**Task statement**
Work out how many lines of the records contain "действия". Answer with the number and nothing else.

* START *

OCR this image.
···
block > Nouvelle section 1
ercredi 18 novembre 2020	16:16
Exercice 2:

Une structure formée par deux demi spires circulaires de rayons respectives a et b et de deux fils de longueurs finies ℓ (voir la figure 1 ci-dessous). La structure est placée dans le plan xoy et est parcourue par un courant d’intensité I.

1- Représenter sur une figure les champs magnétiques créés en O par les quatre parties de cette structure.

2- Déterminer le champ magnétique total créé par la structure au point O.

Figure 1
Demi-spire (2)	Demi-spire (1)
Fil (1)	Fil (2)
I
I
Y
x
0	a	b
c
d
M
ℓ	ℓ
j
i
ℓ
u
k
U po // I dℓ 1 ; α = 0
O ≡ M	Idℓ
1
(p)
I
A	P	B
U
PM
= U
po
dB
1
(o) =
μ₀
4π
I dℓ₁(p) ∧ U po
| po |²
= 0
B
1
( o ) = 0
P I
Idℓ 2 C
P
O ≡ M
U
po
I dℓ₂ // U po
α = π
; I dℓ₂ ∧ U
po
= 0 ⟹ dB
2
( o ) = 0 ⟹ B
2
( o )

* END *
* START *

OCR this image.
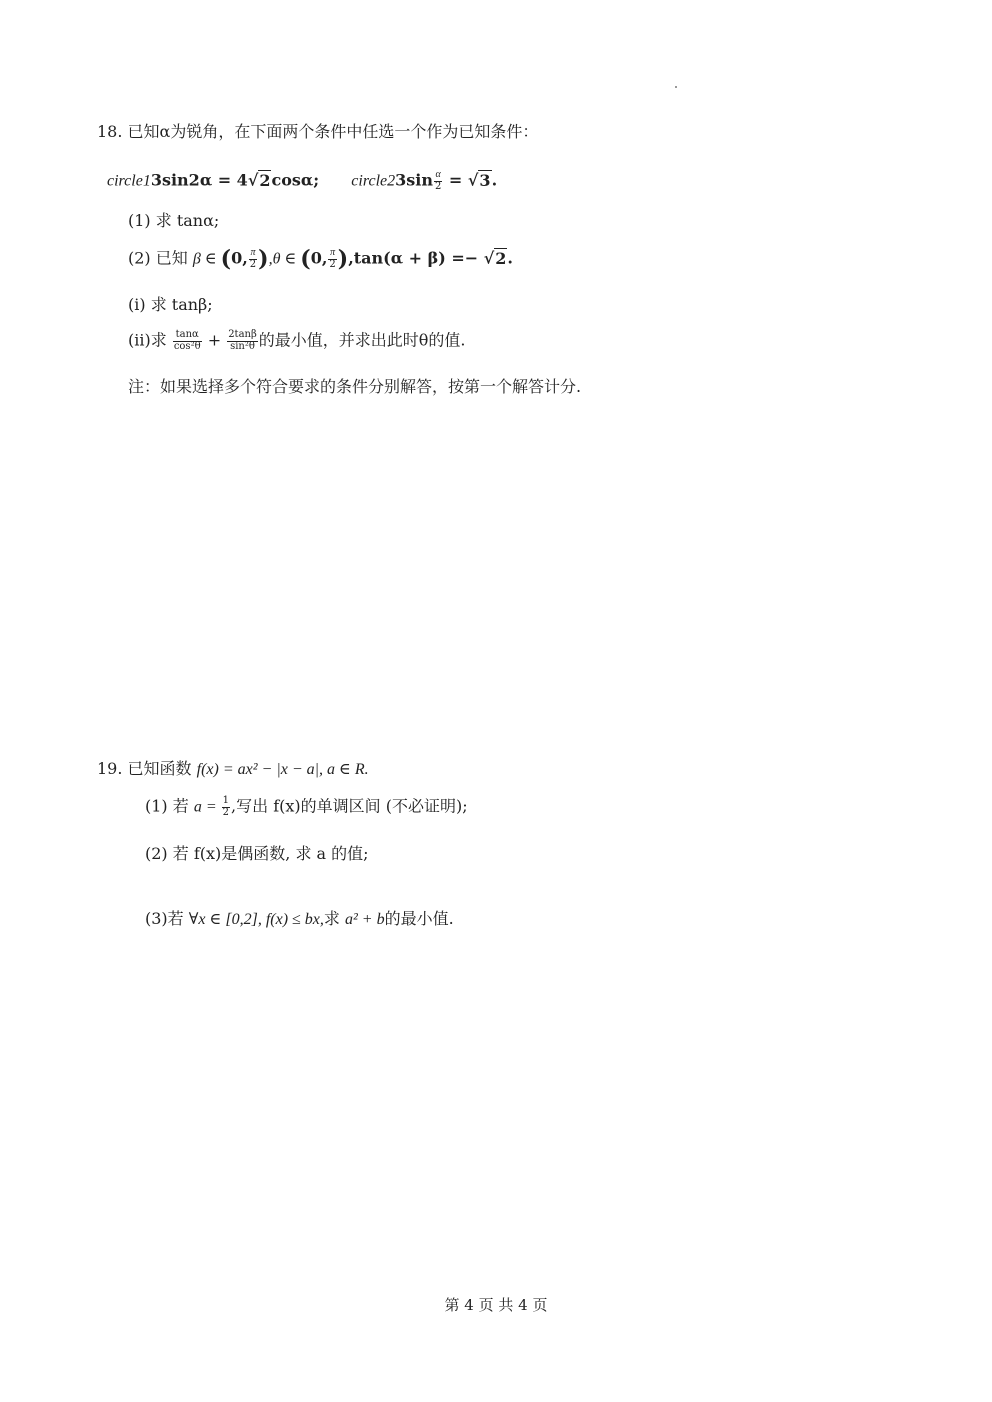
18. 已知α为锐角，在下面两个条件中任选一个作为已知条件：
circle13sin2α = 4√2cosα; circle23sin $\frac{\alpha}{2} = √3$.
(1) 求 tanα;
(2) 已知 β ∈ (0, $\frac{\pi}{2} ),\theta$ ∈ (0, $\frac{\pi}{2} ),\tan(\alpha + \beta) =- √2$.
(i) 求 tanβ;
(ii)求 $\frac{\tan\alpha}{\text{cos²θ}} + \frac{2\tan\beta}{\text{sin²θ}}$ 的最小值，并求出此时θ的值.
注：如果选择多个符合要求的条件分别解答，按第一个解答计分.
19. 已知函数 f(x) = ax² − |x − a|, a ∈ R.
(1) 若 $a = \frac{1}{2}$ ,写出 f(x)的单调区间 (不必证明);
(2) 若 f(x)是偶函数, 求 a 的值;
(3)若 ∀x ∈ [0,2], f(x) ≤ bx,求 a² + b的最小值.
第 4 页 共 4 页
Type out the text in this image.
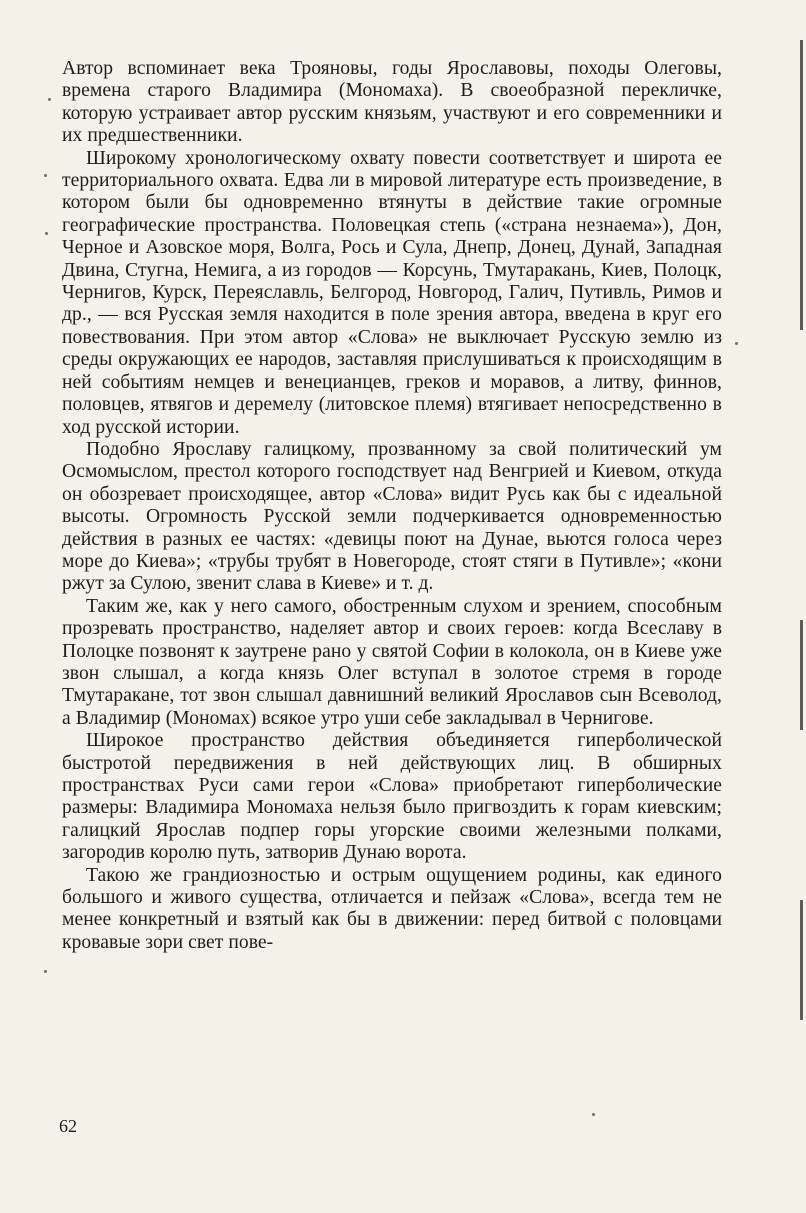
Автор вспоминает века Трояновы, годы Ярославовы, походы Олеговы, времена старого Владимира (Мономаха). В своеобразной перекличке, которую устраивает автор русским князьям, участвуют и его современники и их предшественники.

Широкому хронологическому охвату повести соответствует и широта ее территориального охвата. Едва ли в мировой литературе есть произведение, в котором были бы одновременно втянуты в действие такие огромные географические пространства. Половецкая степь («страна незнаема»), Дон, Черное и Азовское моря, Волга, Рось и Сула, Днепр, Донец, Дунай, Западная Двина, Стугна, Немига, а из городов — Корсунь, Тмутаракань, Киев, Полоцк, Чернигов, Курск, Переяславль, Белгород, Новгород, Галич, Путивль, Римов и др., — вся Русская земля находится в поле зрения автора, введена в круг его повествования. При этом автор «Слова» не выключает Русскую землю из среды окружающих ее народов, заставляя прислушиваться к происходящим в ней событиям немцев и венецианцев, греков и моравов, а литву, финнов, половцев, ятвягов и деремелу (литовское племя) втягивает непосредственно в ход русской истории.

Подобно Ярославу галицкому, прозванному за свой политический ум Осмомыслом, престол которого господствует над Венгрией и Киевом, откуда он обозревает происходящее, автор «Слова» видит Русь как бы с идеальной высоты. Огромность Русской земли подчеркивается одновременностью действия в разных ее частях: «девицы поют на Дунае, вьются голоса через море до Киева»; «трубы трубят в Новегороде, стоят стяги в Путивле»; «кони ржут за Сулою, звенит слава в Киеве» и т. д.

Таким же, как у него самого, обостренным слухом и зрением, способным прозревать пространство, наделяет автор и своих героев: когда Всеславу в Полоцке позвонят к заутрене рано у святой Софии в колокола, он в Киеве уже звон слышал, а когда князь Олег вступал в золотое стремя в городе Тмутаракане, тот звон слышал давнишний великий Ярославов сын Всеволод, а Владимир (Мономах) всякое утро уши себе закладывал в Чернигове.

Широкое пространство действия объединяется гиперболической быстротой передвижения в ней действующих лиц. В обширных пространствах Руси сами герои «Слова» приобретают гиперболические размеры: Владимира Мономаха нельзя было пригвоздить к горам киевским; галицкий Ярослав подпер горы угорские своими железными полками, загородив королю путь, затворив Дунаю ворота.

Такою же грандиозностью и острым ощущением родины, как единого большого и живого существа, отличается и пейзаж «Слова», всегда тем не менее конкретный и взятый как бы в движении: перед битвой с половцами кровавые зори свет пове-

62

* END *
* START *

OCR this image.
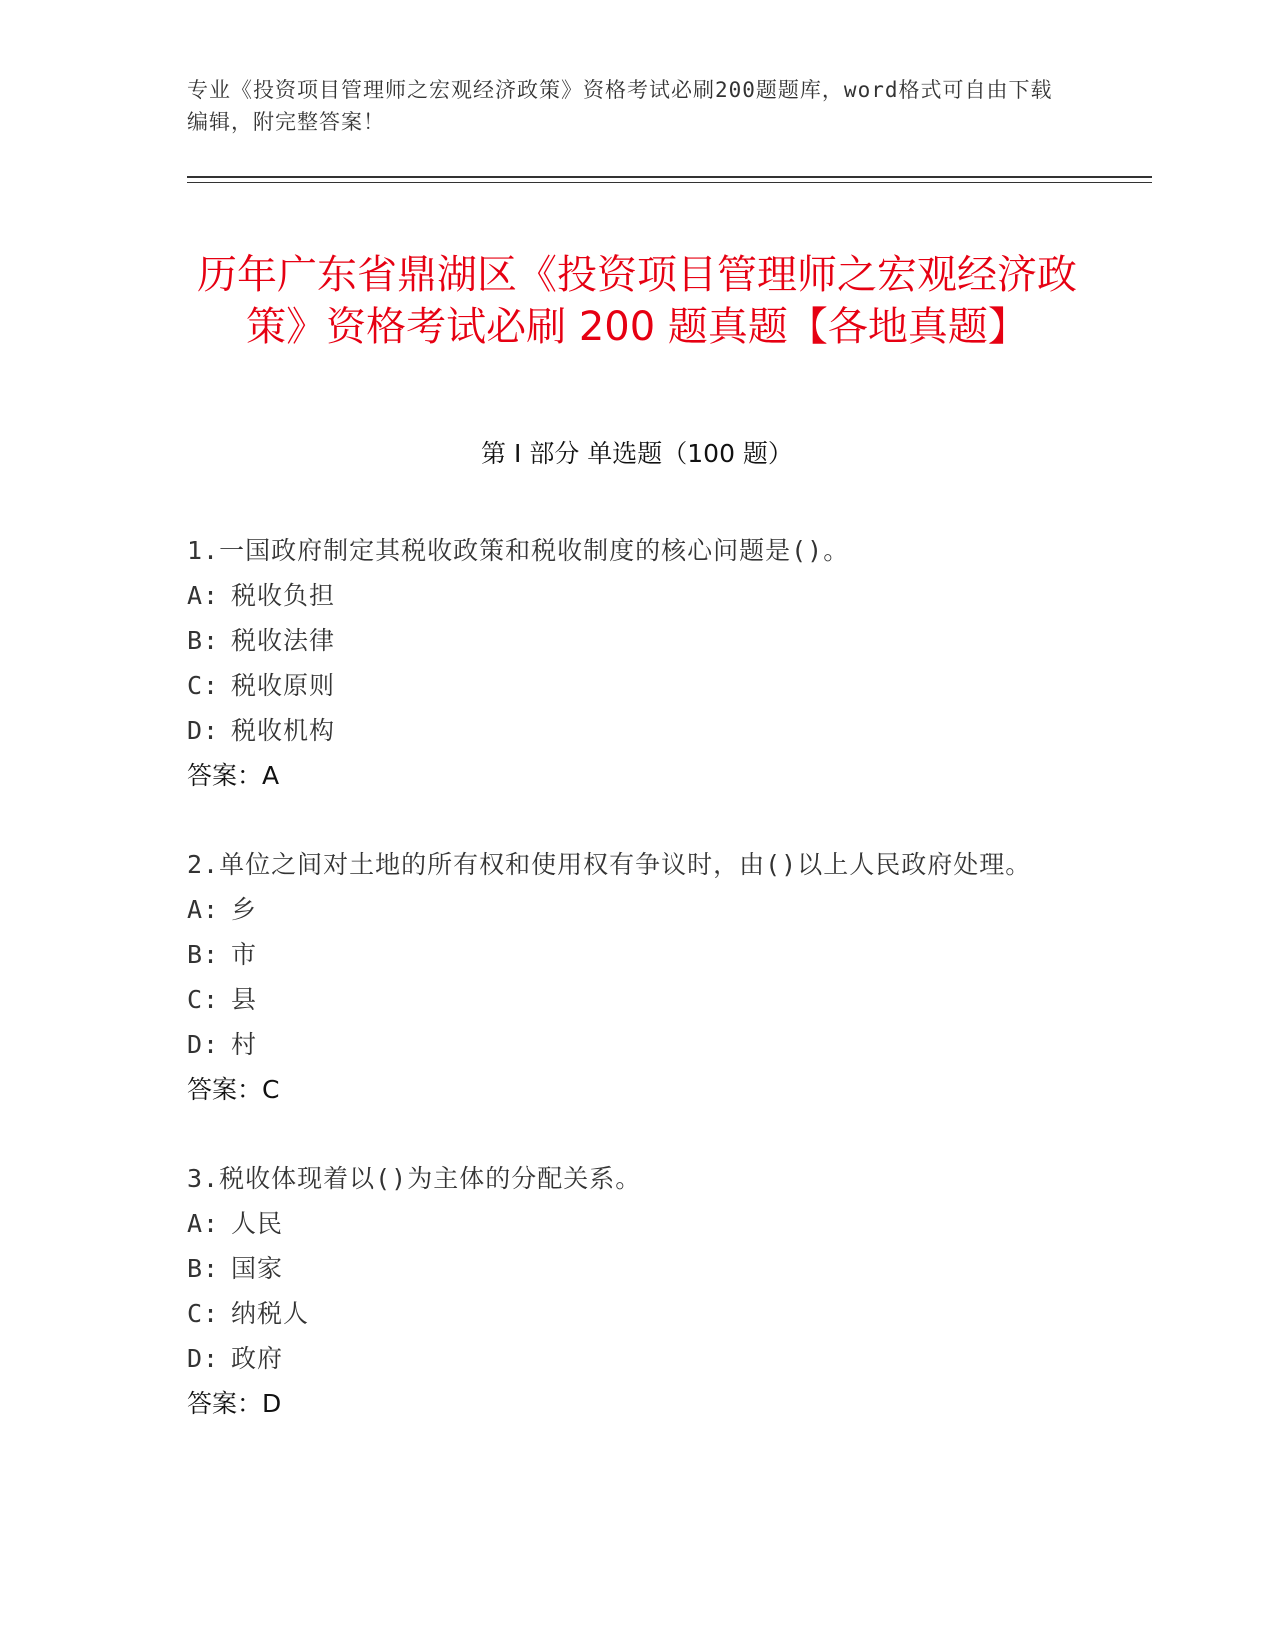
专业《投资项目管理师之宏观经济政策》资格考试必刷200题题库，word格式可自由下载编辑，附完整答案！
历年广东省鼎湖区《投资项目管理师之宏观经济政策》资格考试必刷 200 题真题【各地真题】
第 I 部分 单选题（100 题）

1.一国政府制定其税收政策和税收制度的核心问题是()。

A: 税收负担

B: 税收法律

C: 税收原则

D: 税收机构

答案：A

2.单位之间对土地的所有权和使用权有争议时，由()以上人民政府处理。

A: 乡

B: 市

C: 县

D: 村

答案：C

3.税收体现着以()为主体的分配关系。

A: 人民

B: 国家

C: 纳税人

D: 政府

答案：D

* END *

**Solved exercise**
2